### SHORT PROBLEM
Leave the pictures out and transcribe every record exactly.

### Entries from a visual dataset
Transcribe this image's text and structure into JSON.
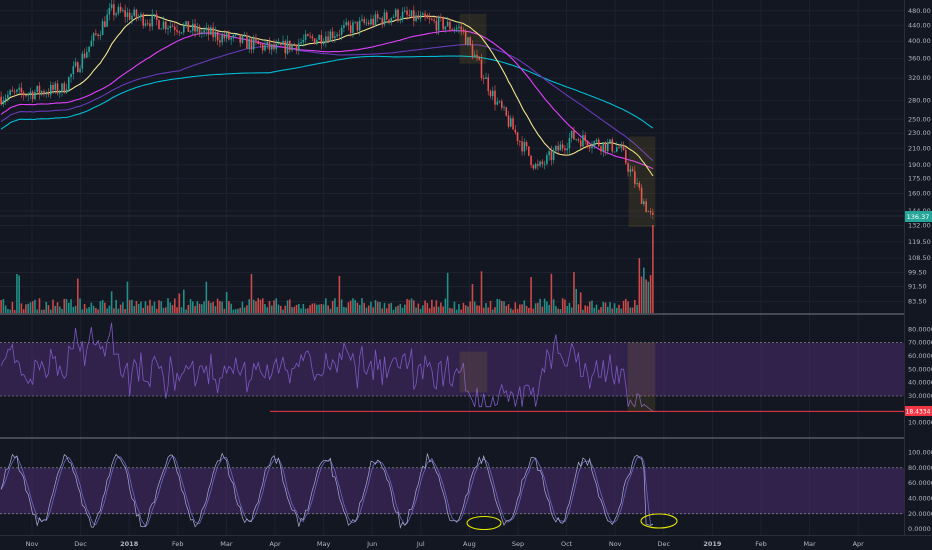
{
  "chart_data": [
    {
      "type": "candlestick",
      "pane": "price",
      "scale": "log",
      "ylim": [
        78,
        500
      ],
      "y_ticks": [
        "480.00",
        "440.00",
        "400.00",
        "360.00",
        "320.00",
        "280.00",
        "250.00",
        "230.00",
        "210.00",
        "190.00",
        "175.00",
        "160.00",
        "144.00",
        "132.00",
        "119.50",
        "108.50",
        "99.50",
        "91.50",
        "83.50"
      ],
      "last_price": "136.37",
      "series": [
        {
          "name": "",
          "color": "#00bcd4",
          "kind": "moving-average"
        },
        {
          "name": "",
          "color": "#673ab7",
          "kind": "moving-average"
        },
        {
          "name": "",
          "color": "#e040fb",
          "kind": "moving-average"
        },
        {
          "name": "",
          "color": "#f0e68c",
          "kind": "moving-average"
        }
      ],
      "ohlc_sample": [
        {
          "date": "2017-10-20",
          "close": 290
        },
        {
          "date": "2017-11-20",
          "close": 300
        },
        {
          "date": "2017-12-20",
          "close": 480
        },
        {
          "date": "2018-04-01",
          "close": 380
        },
        {
          "date": "2018-06-15",
          "close": 470
        },
        {
          "date": "2018-07-25",
          "close": 430
        },
        {
          "date": "2018-08-15",
          "close": 280
        },
        {
          "date": "2018-09-10",
          "close": 185
        },
        {
          "date": "2018-10-01",
          "close": 225
        },
        {
          "date": "2018-10-31",
          "close": 210
        },
        {
          "date": "2018-11-20",
          "close": 136.37
        }
      ],
      "colors": {
        "up": "#26a69a",
        "down": "#ef5350",
        "highlight_box": "#c9a227"
      }
    },
    {
      "type": "bar",
      "pane": "volume",
      "colors": {
        "up": "#26a69a",
        "down": "#ef5350"
      }
    },
    {
      "type": "line",
      "pane": "rsi",
      "ylim": [
        0,
        90
      ],
      "y_ticks": [
        "80.0000",
        "70.0000",
        "60.0000",
        "50.0000",
        "40.0000",
        "30.0000",
        "20.0000",
        "10.0000"
      ],
      "band": [
        30,
        70
      ],
      "last_value": "18.4334",
      "support_level": 18.4334,
      "colors": {
        "line": "#7e57c2",
        "band": "#4a2c6e",
        "support": "#f23645"
      }
    },
    {
      "type": "line",
      "pane": "stochastic",
      "ylim": [
        -5,
        115
      ],
      "y_ticks": [
        "100.0000",
        "80.0000",
        "60.0000",
        "40.0000",
        "20.0000",
        "0.0000"
      ],
      "band": [
        20,
        80
      ],
      "colors": {
        "k": "#aab0d0",
        "d": "#6d64c8",
        "band": "#4a2c6e",
        "annotation": "#e6e600"
      }
    }
  ],
  "x_axis": [
    {
      "label": "Nov",
      "bold": false
    },
    {
      "label": "Dec",
      "bold": false
    },
    {
      "label": "2018",
      "bold": true
    },
    {
      "label": "Feb",
      "bold": false
    },
    {
      "label": "Mar",
      "bold": false
    },
    {
      "label": "Apr",
      "bold": false
    },
    {
      "label": "May",
      "bold": false
    },
    {
      "label": "Jun",
      "bold": false
    },
    {
      "label": "Jul",
      "bold": false
    },
    {
      "label": "Aug",
      "bold": false
    },
    {
      "label": "Sep",
      "bold": false
    },
    {
      "label": "Oct",
      "bold": false
    },
    {
      "label": "Nov",
      "bold": false
    },
    {
      "label": "Dec",
      "bold": false
    },
    {
      "label": "2019",
      "bold": true
    },
    {
      "label": "Feb",
      "bold": false
    },
    {
      "label": "Mar",
      "bold": false
    },
    {
      "label": "Apr",
      "bold": false
    }
  ],
  "theme": {
    "background": "#131722",
    "grid": "#1e2230",
    "separator": "#787b86",
    "axis_text": "#b2b5be"
  }
}
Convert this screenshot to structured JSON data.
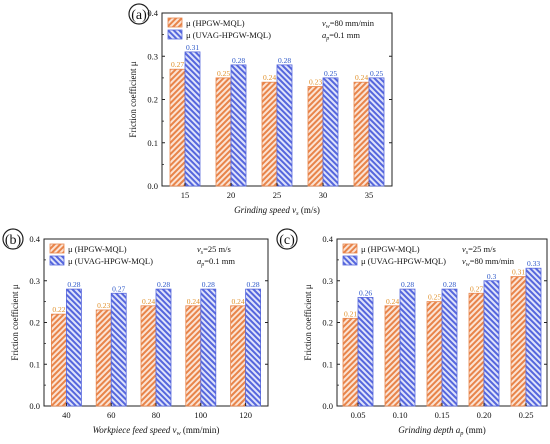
{
  "colors": {
    "hpgw": "#e8844a",
    "uvag": "#5566dd",
    "hpgw_label": "#e0902a",
    "uvag_label": "#2b56c8"
  },
  "chart_data": [
    {
      "panel": "(a)",
      "type": "bar",
      "categories": [
        "15",
        "20",
        "25",
        "30",
        "35"
      ],
      "series": [
        {
          "name": "μ (HPGW-MQL)",
          "values": [
            0.27,
            0.25,
            0.24,
            0.23,
            0.24
          ],
          "labels": [
            "0.27",
            "0.25",
            "0.24",
            "0.23",
            "0.24"
          ]
        },
        {
          "name": "μ (UVAG-HPGW-MQL)",
          "values": [
            0.31,
            0.28,
            0.28,
            0.25,
            0.25
          ],
          "labels": [
            "0.31",
            "0.28",
            "0.28",
            "0.25",
            "0.25"
          ]
        }
      ],
      "xlabel": {
        "main": "Grinding speed v",
        "sub": "s",
        "tail": " (m/s)"
      },
      "ylabel": "Friction coefficient μ",
      "ylim": [
        0,
        0.4
      ],
      "yticks": [
        "0.0",
        "0.1",
        "0.2",
        "0.3",
        "0.4"
      ],
      "conditions": [
        {
          "main": "v",
          "sub": "w",
          "tail": "=80 mm/min"
        },
        {
          "main": "a",
          "sub": "p",
          "tail": "=0.1 mm"
        }
      ]
    },
    {
      "panel": "(b)",
      "type": "bar",
      "categories": [
        "40",
        "60",
        "80",
        "100",
        "120"
      ],
      "series": [
        {
          "name": "μ (HPGW-MQL)",
          "values": [
            0.22,
            0.23,
            0.24,
            0.24,
            0.24
          ],
          "labels": [
            "0.22",
            "0.23",
            "0.24",
            "0.24",
            "0.24"
          ]
        },
        {
          "name": "μ (UVAG-HPGW-MQL)",
          "values": [
            0.28,
            0.27,
            0.28,
            0.28,
            0.28
          ],
          "labels": [
            "0.28",
            "0.27",
            "0.28",
            "0.28",
            "0.28"
          ]
        }
      ],
      "xlabel": {
        "main": "Workpiece feed speed v",
        "sub": "w",
        "tail": " (mm/min)"
      },
      "ylabel": "Friction coefficient μ",
      "ylim": [
        0,
        0.4
      ],
      "yticks": [
        "0.0",
        "0.1",
        "0.2",
        "0.3",
        "0.4"
      ],
      "conditions": [
        {
          "main": "v",
          "sub": "s",
          "tail": "=25 m/s"
        },
        {
          "main": "a",
          "sub": "p",
          "tail": "=0.1 mm"
        }
      ]
    },
    {
      "panel": "(c)",
      "type": "bar",
      "categories": [
        "0.05",
        "0.10",
        "0.15",
        "0.20",
        "0.25"
      ],
      "series": [
        {
          "name": "μ (HPGW-MQL)",
          "values": [
            0.21,
            0.24,
            0.25,
            0.27,
            0.31
          ],
          "labels": [
            "0.21",
            "0.24",
            "0.25",
            "0.27",
            "0.31"
          ]
        },
        {
          "name": "μ (UVAG-HPGW-MQL)",
          "values": [
            0.26,
            0.28,
            0.28,
            0.3,
            0.33
          ],
          "labels": [
            "0.26",
            "0.28",
            "0.28",
            "0.3",
            "0.33"
          ]
        }
      ],
      "xlabel": {
        "main": "Grinding depth a",
        "sub": "p",
        "tail": " (mm)"
      },
      "ylabel": "Friction coefficient μ",
      "ylim": [
        0,
        0.4
      ],
      "yticks": [
        "0.0",
        "0.1",
        "0.2",
        "0.3",
        "0.4"
      ],
      "conditions": [
        {
          "main": "v",
          "sub": "s",
          "tail": "=25 m/s"
        },
        {
          "main": "v",
          "sub": "w",
          "tail": "=80 mm/min"
        }
      ]
    }
  ]
}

### RIGHT ANSWER
Transcribe this image's text and structure into JSON.
{
  "chart_data": [
    {
      "type": "candlestick",
      "pane": "price",
      "scale": "log",
      "ylim": [
        78,
        500
      ],
      "y_ticks": [
        "480.00",
        "440.00",
        "400.00",
        "360.00",
        "320.00",
        "280.00",
        "250.00",
        "230.00",
        "210.00",
        "190.00",
        "175.00",
        "160.00",
        "144.00",
        "132.00",
        "119.50",
        "108.50",
        "99.50",
        "91.50",
        "83.50"
      ],
      "last_price": "136.37",
      "series": [
        {
          "name": "",
          "color": "#00bcd4",
          "kind": "moving-average"
        },
        {
          "name": "",
          "color": "#673ab7",
          "kind": "moving-average"
        },
        {
          "name": "",
          "color": "#e040fb",
          "kind": "moving-average"
        },
        {
          "name": "",
          "color": "#f0e68c",
          "kind": "moving-average"
        }
      ],
      "ohlc_sample": [
        {
          "date": "2017-10-20",
          "close": 290
        },
        {
          "date": "2017-11-20",
          "close": 300
        },
        {
          "date": "2017-12-20",
          "close": 480
        },
        {
          "date": "2018-04-01",
          "close": 380
        },
        {
          "date": "2018-06-15",
          "close": 470
        },
        {
          "date": "2018-07-25",
          "close": 430
        },
        {
          "date": "2018-08-15",
          "close": 280
        },
        {
          "date": "2018-09-10",
          "close": 185
        },
        {
          "date": "2018-10-01",
          "close": 225
        },
        {
          "date": "2018-10-31",
          "close": 210
        },
        {
          "date": "2018-11-20",
          "close": 136.37
        }
      ],
      "colors": {
        "up": "#26a69a",
        "down": "#ef5350",
        "highlight_box": "#c9a227"
      }
    },
    {
      "type": "bar",
      "pane": "volume",
      "colors": {
        "up": "#26a69a",
        "down": "#ef5350"
      }
    },
    {
      "type": "line",
      "pane": "rsi",
      "ylim": [
        0,
        90
      ],
      "y_ticks": [
        "80.0000",
        "70.0000",
        "60.0000",
        "50.0000",
        "40.0000",
        "30.0000",
        "20.0000",
        "10.0000"
      ],
      "band": [
        30,
        70
      ],
      "last_value": "18.4334",
      "support_level": 18.4334,
      "colors": {
        "line": "#7e57c2",
        "band": "#4a2c6e",
        "support": "#f23645"
      }
    },
    {
      "type": "line",
      "pane": "stochastic",
      "ylim": [
        -5,
        115
      ],
      "y_ticks": [
        "100.0000",
        "80.0000",
        "60.0000",
        "40.0000",
        "20.0000",
        "0.0000"
      ],
      "band": [
        20,
        80
      ],
      "colors": {
        "k": "#aab0d0",
        "d": "#6d64c8",
        "band": "#4a2c6e",
        "annotation": "#e6e600"
      }
    }
  ],
  "x_axis": [
    {
      "label": "Nov",
      "bold": false
    },
    {
      "label": "Dec",
      "bold": false
    },
    {
      "label": "2018",
      "bold": true
    },
    {
      "label": "Feb",
      "bold": false
    },
    {
      "label": "Mar",
      "bold": false
    },
    {
      "label": "Apr",
      "bold": false
    },
    {
      "label": "May",
      "bold": false
    },
    {
      "label": "Jun",
      "bold": false
    },
    {
      "label": "Jul",
      "bold": false
    },
    {
      "label": "Aug",
      "bold": false
    },
    {
      "label": "Sep",
      "bold": false
    },
    {
      "label": "Oct",
      "bold": false
    },
    {
      "label": "Nov",
      "bold": false
    },
    {
      "label": "Dec",
      "bold": false
    },
    {
      "label": "2019",
      "bold": true
    },
    {
      "label": "Feb",
      "bold": false
    },
    {
      "label": "Mar",
      "bold": false
    },
    {
      "label": "Apr",
      "bold": false
    }
  ],
  "theme": {
    "background": "#131722",
    "grid": "#1e2230",
    "separator": "#787b86",
    "axis_text": "#b2b5be"
  }
}
Convert this screenshot to structured JSON data.
{
  "colors": {
    "hpgw": "#e8844a",
    "uvag": "#5566dd",
    "hpgw_label": "#e0902a",
    "uvag_label": "#2b56c8"
  },
  "chart_data": [
    {
      "panel": "(a)",
      "type": "bar",
      "categories": [
        "15",
        "20",
        "25",
        "30",
        "35"
      ],
      "series": [
        {
          "name": "μ (HPGW-MQL)",
          "values": [
            0.27,
            0.25,
            0.24,
            0.23,
            0.24
          ],
          "labels": [
            "0.27",
            "0.25",
            "0.24",
            "0.23",
            "0.24"
          ]
        },
        {
          "name": "μ (UVAG-HPGW-MQL)",
          "values": [
            0.31,
            0.28,
            0.28,
            0.25,
            0.25
          ],
          "labels": [
            "0.31",
            "0.28",
            "0.28",
            "0.25",
            "0.25"
          ]
        }
      ],
      "xlabel": {
        "main": "Grinding speed v",
        "sub": "s",
        "tail": " (m/s)"
      },
      "ylabel": "Friction coefficient μ",
      "ylim": [
        0,
        0.4
      ],
      "yticks": [
        "0.0",
        "0.1",
        "0.2",
        "0.3",
        "0.4"
      ],
      "conditions": [
        {
          "main": "v",
          "sub": "w",
          "tail": "=80 mm/min"
        },
        {
          "main": "a",
          "sub": "p",
          "tail": "=0.1 mm"
        }
      ]
    },
    {
      "panel": "(b)",
      "type": "bar",
      "categories": [
        "40",
        "60",
        "80",
        "100",
        "120"
      ],
      "series": [
        {
          "name": "μ (HPGW-MQL)",
          "values": [
            0.22,
            0.23,
            0.24,
            0.24,
            0.24
          ],
          "labels": [
            "0.22",
            "0.23",
            "0.24",
            "0.24",
            "0.24"
          ]
        },
        {
          "name": "μ (UVAG-HPGW-MQL)",
          "values": [
            0.28,
            0.27,
            0.28,
            0.28,
            0.28
          ],
          "labels": [
            "0.28",
            "0.27",
            "0.28",
            "0.28",
            "0.28"
          ]
        }
      ],
      "xlabel": {
        "main": "Workpiece feed speed v",
        "sub": "w",
        "tail": " (mm/min)"
      },
      "ylabel": "Friction coefficient μ",
      "ylim": [
        0,
        0.4
      ],
      "yticks": [
        "0.0",
        "0.1",
        "0.2",
        "0.3",
        "0.4"
      ],
      "conditions": [
        {
          "main": "v",
          "sub": "s",
          "tail": "=25 m/s"
        },
        {
          "main": "a",
          "sub": "p",
          "tail": "=0.1 mm"
        }
      ]
    },
    {
      "panel": "(c)",
      "type": "bar",
      "categories": [
        "0.05",
        "0.10",
        "0.15",
        "0.20",
        "0.25"
      ],
      "series": [
        {
          "name": "μ (HPGW-MQL)",
          "values": [
            0.21,
            0.24,
            0.25,
            0.27,
            0.31
          ],
          "labels": [
            "0.21",
            "0.24",
            "0.25",
            "0.27",
            "0.31"
          ]
        },
        {
          "name": "μ (UVAG-HPGW-MQL)",
          "values": [
            0.26,
            0.28,
            0.28,
            0.3,
            0.33
          ],
          "labels": [
            "0.26",
            "0.28",
            "0.28",
            "0.3",
            "0.33"
          ]
        }
      ],
      "xlabel": {
        "main": "Grinding depth a",
        "sub": "p",
        "tail": " (mm)"
      },
      "ylabel": "Friction coefficient μ",
      "ylim": [
        0,
        0.4
      ],
      "yticks": [
        "0.0",
        "0.1",
        "0.2",
        "0.3",
        "0.4"
      ],
      "conditions": [
        {
          "main": "v",
          "sub": "s",
          "tail": "=25 m/s"
        },
        {
          "main": "v",
          "sub": "w",
          "tail": "=80 mm/min"
        }
      ]
    }
  ]
}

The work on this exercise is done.